▶ _GIVEN RECORDS_
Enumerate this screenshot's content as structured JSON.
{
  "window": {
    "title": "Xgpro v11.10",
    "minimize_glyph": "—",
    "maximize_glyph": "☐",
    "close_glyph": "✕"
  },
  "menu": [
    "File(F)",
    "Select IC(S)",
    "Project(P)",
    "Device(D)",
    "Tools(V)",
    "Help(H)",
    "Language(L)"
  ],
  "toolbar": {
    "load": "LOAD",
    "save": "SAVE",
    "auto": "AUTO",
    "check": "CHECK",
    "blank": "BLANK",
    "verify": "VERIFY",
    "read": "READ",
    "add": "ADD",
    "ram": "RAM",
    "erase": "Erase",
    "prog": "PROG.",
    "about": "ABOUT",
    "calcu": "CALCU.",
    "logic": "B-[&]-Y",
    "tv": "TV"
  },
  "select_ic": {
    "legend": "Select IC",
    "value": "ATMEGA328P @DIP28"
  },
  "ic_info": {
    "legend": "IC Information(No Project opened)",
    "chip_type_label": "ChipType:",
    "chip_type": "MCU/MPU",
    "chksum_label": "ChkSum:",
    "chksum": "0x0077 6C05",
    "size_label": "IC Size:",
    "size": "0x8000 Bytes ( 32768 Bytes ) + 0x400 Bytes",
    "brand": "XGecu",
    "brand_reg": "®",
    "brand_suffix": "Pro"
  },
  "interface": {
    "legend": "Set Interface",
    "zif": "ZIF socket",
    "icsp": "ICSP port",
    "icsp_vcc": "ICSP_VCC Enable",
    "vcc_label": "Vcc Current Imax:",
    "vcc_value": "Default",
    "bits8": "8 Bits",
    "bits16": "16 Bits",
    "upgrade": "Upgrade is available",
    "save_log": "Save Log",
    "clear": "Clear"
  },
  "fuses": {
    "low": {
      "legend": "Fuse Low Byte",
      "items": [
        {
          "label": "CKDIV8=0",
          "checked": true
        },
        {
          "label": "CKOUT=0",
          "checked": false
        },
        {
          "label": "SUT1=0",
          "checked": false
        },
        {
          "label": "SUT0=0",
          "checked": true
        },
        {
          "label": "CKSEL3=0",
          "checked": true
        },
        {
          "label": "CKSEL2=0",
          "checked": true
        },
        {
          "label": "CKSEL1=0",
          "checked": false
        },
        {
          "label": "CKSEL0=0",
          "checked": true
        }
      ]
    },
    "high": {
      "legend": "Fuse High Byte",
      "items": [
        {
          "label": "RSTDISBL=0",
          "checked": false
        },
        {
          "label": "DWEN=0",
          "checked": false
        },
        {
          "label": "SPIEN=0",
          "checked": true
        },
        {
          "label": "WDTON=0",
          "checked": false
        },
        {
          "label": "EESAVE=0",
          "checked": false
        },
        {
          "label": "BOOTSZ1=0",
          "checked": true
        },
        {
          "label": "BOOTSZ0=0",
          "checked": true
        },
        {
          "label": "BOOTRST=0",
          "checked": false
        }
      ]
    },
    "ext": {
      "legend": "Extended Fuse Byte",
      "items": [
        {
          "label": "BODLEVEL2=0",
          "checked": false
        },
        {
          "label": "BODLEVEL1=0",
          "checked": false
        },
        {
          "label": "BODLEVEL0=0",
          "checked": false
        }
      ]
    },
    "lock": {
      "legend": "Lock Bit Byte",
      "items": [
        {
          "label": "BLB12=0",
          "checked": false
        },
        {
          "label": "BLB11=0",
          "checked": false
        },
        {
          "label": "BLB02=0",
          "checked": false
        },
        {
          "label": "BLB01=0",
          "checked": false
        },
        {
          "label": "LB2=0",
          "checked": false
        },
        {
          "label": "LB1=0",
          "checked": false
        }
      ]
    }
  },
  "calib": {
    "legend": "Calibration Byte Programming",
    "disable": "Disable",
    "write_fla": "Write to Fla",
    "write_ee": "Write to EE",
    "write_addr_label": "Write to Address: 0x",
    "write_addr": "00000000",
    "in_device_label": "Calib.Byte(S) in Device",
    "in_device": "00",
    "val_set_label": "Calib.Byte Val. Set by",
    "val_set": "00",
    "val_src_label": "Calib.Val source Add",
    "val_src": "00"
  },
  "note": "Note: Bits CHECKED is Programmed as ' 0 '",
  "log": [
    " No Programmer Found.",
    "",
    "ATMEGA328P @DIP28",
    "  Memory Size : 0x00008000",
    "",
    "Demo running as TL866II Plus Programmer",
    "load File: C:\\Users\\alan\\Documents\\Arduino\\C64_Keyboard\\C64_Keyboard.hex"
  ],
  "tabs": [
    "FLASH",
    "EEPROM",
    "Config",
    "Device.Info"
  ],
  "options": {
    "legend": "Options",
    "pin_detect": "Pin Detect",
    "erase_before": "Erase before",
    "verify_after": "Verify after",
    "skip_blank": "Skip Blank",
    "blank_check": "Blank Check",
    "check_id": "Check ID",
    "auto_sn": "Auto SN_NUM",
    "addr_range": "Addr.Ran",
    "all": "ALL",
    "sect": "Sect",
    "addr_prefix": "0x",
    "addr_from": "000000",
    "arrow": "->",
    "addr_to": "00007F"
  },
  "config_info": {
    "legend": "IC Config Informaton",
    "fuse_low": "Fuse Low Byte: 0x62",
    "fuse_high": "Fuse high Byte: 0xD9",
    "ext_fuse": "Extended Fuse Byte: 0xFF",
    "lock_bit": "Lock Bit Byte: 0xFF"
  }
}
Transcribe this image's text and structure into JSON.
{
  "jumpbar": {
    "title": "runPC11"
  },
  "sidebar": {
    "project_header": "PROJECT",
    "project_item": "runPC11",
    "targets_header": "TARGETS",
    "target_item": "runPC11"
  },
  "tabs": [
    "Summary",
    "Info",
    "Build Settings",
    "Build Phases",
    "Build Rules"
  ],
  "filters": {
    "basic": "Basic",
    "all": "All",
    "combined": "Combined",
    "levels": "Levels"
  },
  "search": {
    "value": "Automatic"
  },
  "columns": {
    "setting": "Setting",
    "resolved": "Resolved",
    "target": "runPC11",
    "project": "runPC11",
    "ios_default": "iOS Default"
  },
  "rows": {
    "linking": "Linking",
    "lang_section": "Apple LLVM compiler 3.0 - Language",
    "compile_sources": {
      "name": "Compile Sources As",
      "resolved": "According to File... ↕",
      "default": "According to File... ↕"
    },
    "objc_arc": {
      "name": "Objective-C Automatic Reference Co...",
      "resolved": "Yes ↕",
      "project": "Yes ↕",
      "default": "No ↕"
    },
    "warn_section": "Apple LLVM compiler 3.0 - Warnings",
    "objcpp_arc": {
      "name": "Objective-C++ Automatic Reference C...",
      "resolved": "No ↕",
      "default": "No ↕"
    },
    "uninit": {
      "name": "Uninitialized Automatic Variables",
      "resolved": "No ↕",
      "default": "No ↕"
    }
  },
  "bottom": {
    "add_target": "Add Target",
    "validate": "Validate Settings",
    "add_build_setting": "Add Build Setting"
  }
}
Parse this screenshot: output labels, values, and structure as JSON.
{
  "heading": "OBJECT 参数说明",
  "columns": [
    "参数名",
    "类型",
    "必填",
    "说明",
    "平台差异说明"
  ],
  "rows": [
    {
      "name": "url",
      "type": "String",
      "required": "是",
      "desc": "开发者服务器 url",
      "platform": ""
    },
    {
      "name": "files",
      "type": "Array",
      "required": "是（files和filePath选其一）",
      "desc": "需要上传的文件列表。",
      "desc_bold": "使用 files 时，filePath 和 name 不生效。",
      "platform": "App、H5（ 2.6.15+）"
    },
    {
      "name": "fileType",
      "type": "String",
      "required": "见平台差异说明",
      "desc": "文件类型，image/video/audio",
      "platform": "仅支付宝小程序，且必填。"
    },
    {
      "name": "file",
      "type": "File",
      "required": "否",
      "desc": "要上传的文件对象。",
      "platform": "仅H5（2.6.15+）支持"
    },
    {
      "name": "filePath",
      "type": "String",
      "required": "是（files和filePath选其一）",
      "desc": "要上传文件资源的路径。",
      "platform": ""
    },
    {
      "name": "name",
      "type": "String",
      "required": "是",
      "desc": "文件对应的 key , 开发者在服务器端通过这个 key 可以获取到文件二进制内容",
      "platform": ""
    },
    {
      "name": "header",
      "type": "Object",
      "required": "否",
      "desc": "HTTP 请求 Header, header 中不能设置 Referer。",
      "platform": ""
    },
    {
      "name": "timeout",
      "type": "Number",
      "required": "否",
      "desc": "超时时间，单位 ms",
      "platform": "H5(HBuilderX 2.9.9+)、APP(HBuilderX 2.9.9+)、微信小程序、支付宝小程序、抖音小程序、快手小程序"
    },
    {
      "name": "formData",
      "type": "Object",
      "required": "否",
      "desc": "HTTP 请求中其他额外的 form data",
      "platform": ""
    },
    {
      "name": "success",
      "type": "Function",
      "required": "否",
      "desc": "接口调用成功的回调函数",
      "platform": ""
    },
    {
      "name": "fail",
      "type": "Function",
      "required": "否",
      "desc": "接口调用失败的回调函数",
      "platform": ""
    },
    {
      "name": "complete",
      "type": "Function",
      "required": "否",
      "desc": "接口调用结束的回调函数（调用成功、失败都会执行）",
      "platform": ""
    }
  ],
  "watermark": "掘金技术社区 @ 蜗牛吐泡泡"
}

▶ _WORK TO BE COMPLETED_
Using the listing above, pull out all lines that hold the word "resolved".

▶ _EXERCISE OUTPUT_
    "resolved": "Resolved",
      "resolved": "According to File... ↕",
      "resolved": "Yes ↕",
      "resolved": "No ↕",
      "resolved": "No ↕",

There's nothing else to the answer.